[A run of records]
###
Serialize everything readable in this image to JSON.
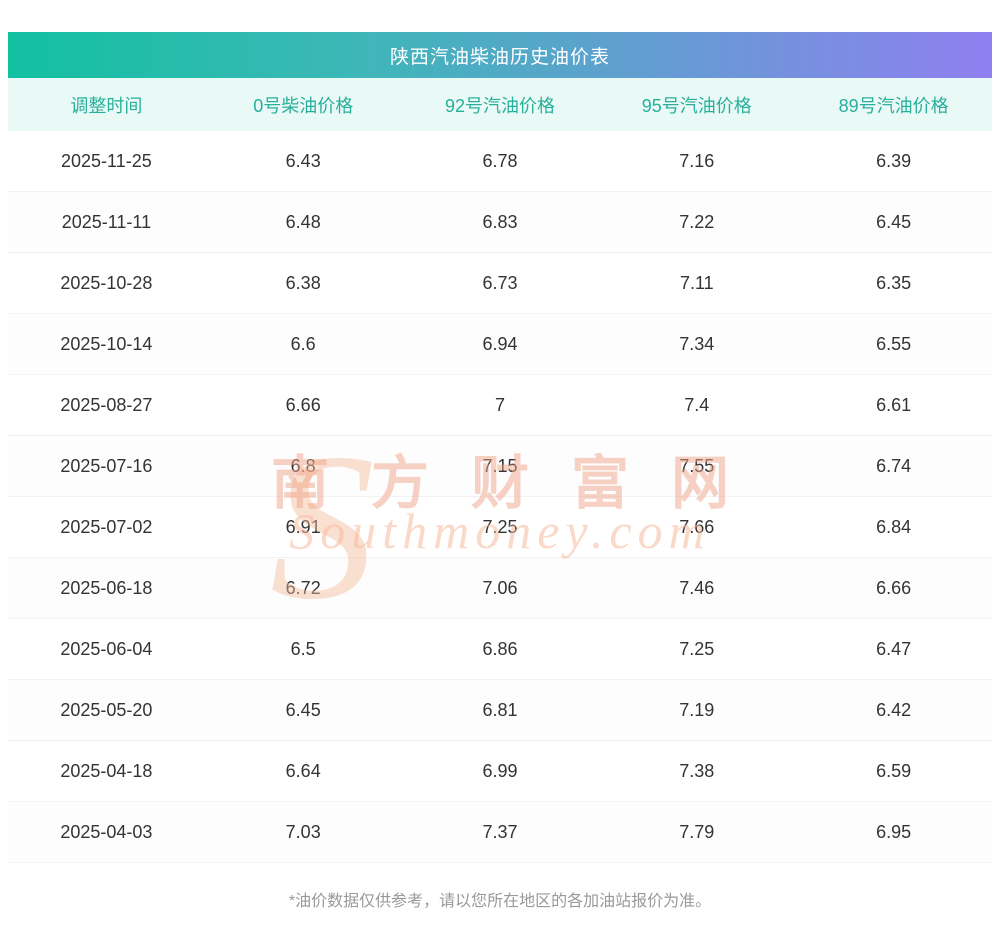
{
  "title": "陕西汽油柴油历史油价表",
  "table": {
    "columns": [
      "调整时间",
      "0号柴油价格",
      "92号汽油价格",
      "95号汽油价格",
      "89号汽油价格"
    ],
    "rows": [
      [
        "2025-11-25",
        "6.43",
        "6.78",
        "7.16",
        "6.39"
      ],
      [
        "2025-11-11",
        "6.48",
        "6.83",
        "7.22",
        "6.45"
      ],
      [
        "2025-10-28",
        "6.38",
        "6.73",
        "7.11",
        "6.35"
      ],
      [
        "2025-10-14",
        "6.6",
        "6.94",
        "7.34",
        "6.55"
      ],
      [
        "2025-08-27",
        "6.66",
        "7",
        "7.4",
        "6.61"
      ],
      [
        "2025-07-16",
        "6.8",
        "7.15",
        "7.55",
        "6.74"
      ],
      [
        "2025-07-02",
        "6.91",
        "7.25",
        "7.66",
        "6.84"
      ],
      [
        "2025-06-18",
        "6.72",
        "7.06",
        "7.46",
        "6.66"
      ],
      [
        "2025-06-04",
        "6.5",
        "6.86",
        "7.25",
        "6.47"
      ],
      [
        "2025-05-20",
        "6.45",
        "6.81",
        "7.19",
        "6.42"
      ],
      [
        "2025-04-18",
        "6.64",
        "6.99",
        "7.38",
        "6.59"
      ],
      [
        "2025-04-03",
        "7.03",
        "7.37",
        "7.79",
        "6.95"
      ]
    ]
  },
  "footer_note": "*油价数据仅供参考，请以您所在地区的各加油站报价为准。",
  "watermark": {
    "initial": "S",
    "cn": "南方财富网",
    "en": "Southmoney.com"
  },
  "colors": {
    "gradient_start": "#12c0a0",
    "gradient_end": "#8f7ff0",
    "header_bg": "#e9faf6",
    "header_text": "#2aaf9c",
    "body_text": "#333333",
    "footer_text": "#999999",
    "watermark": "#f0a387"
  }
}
###
▸ Instruction
Repeat all the records above exactly, leaving out any pictures.

▸ Output for this task
Serialize everything readable in this image to JSON.
{
  "title": "陕西汽油柴油历史油价表",
  "table": {
    "columns": [
      "调整时间",
      "0号柴油价格",
      "92号汽油价格",
      "95号汽油价格",
      "89号汽油价格"
    ],
    "rows": [
      [
        "2025-11-25",
        "6.43",
        "6.78",
        "7.16",
        "6.39"
      ],
      [
        "2025-11-11",
        "6.48",
        "6.83",
        "7.22",
        "6.45"
      ],
      [
        "2025-10-28",
        "6.38",
        "6.73",
        "7.11",
        "6.35"
      ],
      [
        "2025-10-14",
        "6.6",
        "6.94",
        "7.34",
        "6.55"
      ],
      [
        "2025-08-27",
        "6.66",
        "7",
        "7.4",
        "6.61"
      ],
      [
        "2025-07-16",
        "6.8",
        "7.15",
        "7.55",
        "6.74"
      ],
      [
        "2025-07-02",
        "6.91",
        "7.25",
        "7.66",
        "6.84"
      ],
      [
        "2025-06-18",
        "6.72",
        "7.06",
        "7.46",
        "6.66"
      ],
      [
        "2025-06-04",
        "6.5",
        "6.86",
        "7.25",
        "6.47"
      ],
      [
        "2025-05-20",
        "6.45",
        "6.81",
        "7.19",
        "6.42"
      ],
      [
        "2025-04-18",
        "6.64",
        "6.99",
        "7.38",
        "6.59"
      ],
      [
        "2025-04-03",
        "7.03",
        "7.37",
        "7.79",
        "6.95"
      ]
    ]
  },
  "footer_note": "*油价数据仅供参考，请以您所在地区的各加油站报价为准。",
  "watermark": {
    "initial": "S",
    "cn": "南方财富网",
    "en": "Southmoney.com"
  },
  "colors": {
    "gradient_start": "#12c0a0",
    "gradient_end": "#8f7ff0",
    "header_bg": "#e9faf6",
    "header_text": "#2aaf9c",
    "body_text": "#333333",
    "footer_text": "#999999",
    "watermark": "#f0a387"
  }
}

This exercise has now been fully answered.